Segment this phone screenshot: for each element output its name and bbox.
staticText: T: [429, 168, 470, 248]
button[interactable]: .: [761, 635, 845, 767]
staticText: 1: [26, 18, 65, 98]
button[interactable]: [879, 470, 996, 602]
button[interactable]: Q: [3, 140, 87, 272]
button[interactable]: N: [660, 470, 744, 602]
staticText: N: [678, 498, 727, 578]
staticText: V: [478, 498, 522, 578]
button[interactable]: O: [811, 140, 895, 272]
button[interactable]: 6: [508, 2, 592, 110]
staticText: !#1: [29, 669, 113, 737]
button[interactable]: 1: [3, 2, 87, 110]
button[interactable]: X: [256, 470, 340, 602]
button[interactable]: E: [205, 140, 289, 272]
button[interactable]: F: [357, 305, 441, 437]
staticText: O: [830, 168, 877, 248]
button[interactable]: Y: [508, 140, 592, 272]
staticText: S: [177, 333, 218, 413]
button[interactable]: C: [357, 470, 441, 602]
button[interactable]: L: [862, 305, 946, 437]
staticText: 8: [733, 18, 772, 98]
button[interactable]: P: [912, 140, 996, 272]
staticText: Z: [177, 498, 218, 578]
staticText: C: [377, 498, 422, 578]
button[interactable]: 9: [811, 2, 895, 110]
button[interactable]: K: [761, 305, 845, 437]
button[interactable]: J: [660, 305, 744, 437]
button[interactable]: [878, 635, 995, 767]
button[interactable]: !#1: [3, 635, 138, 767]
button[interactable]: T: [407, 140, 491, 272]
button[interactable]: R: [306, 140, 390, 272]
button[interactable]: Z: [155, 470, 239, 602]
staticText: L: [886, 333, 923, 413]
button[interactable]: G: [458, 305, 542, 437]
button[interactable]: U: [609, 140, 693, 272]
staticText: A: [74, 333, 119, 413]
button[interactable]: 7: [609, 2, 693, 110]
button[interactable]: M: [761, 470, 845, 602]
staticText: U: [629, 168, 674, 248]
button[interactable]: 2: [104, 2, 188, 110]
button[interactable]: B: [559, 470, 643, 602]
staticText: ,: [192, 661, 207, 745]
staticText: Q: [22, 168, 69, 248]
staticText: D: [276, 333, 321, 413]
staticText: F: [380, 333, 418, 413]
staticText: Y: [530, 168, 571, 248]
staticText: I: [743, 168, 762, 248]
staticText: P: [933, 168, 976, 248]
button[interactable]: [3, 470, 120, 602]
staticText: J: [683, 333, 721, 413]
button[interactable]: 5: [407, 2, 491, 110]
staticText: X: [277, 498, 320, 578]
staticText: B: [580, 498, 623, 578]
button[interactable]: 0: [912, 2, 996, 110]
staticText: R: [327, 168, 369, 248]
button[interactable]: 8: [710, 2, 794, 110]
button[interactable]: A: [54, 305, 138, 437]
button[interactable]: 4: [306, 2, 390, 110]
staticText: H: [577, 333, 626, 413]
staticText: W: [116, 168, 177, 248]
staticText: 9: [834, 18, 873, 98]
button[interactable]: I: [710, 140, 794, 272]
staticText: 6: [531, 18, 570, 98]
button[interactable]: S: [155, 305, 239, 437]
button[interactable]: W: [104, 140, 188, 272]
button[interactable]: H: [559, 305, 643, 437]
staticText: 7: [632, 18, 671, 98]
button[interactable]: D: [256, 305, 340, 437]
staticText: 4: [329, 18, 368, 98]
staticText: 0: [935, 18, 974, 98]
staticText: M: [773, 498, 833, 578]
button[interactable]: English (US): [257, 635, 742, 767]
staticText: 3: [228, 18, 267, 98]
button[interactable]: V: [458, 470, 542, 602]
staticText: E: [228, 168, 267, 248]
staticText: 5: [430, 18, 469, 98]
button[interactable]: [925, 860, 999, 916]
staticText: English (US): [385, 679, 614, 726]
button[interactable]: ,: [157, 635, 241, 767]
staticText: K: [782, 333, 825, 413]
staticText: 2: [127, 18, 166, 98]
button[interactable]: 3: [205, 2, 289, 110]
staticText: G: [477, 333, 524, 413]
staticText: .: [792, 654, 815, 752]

....

▶ **THE TASK**
Copy the rows above word for word, including every symbol and number.

▶ **SOLUTION**
Segment this phone screenshot: for each element output its name and bbox.
staticText: T: [429, 168, 470, 248]
button[interactable]: .: [761, 635, 845, 767]
staticText: 1: [26, 18, 65, 98]
button[interactable]: [879, 470, 996, 602]
button[interactable]: Q: [3, 140, 87, 272]
button[interactable]: N: [660, 470, 744, 602]
staticText: N: [678, 498, 727, 578]
staticText: V: [478, 498, 522, 578]
button[interactable]: O: [811, 140, 895, 272]
button[interactable]: 6: [508, 2, 592, 110]
staticText: !#1: [29, 669, 113, 737]
button[interactable]: 1: [3, 2, 87, 110]
button[interactable]: X: [256, 470, 340, 602]
button[interactable]: E: [205, 140, 289, 272]
button[interactable]: F: [357, 305, 441, 437]
staticText: O: [830, 168, 877, 248]
button[interactable]: Y: [508, 140, 592, 272]
staticText: S: [177, 333, 218, 413]
button[interactable]: C: [357, 470, 441, 602]
button[interactable]: L: [862, 305, 946, 437]
staticText: 8: [733, 18, 772, 98]
button[interactable]: P: [912, 140, 996, 272]
staticText: Z: [177, 498, 218, 578]
staticText: C: [377, 498, 422, 578]
button[interactable]: 9: [811, 2, 895, 110]
button[interactable]: K: [761, 305, 845, 437]
button[interactable]: J: [660, 305, 744, 437]
button[interactable]: [878, 635, 995, 767]
button[interactable]: !#1: [3, 635, 138, 767]
button[interactable]: T: [407, 140, 491, 272]
button[interactable]: R: [306, 140, 390, 272]
button[interactable]: Z: [155, 470, 239, 602]
staticText: L: [886, 333, 923, 413]
button[interactable]: G: [458, 305, 542, 437]
button[interactable]: U: [609, 140, 693, 272]
staticText: A: [74, 333, 119, 413]
button[interactable]: 7: [609, 2, 693, 110]
button[interactable]: M: [761, 470, 845, 602]
staticText: U: [629, 168, 674, 248]
button[interactable]: 2: [104, 2, 188, 110]
button[interactable]: B: [559, 470, 643, 602]
staticText: ,: [192, 661, 207, 745]
staticText: Q: [22, 168, 69, 248]
staticText: D: [276, 333, 321, 413]
staticText: F: [380, 333, 418, 413]
staticText: Y: [530, 168, 571, 248]
staticText: I: [743, 168, 762, 248]
staticText: P: [933, 168, 976, 248]
button[interactable]: [3, 470, 120, 602]
staticText: J: [683, 333, 721, 413]
button[interactable]: 5: [407, 2, 491, 110]
staticText: X: [277, 498, 320, 578]
staticText: B: [580, 498, 623, 578]
button[interactable]: 0: [912, 2, 996, 110]
staticText: R: [327, 168, 369, 248]
button[interactable]: 8: [710, 2, 794, 110]
button[interactable]: A: [54, 305, 138, 437]
button[interactable]: 4: [306, 2, 390, 110]
staticText: H: [577, 333, 626, 413]
staticText: W: [116, 168, 177, 248]
staticText: 9: [834, 18, 873, 98]
button[interactable]: I: [710, 140, 794, 272]
staticText: 6: [531, 18, 570, 98]
button[interactable]: S: [155, 305, 239, 437]
button[interactable]: W: [104, 140, 188, 272]
button[interactable]: H: [559, 305, 643, 437]
staticText: 7: [632, 18, 671, 98]
button[interactable]: D: [256, 305, 340, 437]
staticText: 4: [329, 18, 368, 98]
staticText: 0: [935, 18, 974, 98]
staticText: M: [773, 498, 833, 578]
button[interactable]: English (US): [257, 635, 742, 767]
staticText: 3: [228, 18, 267, 98]
button[interactable]: V: [458, 470, 542, 602]
staticText: E: [228, 168, 267, 248]
staticText: 5: [430, 18, 469, 98]
button[interactable]: [925, 860, 999, 916]
staticText: English (US): [385, 679, 614, 726]
button[interactable]: ,: [157, 635, 241, 767]
staticText: K: [782, 333, 825, 413]
staticText: 2: [127, 18, 166, 98]
button[interactable]: 3: [205, 2, 289, 110]
staticText: G: [477, 333, 524, 413]
staticText: .: [792, 654, 815, 752]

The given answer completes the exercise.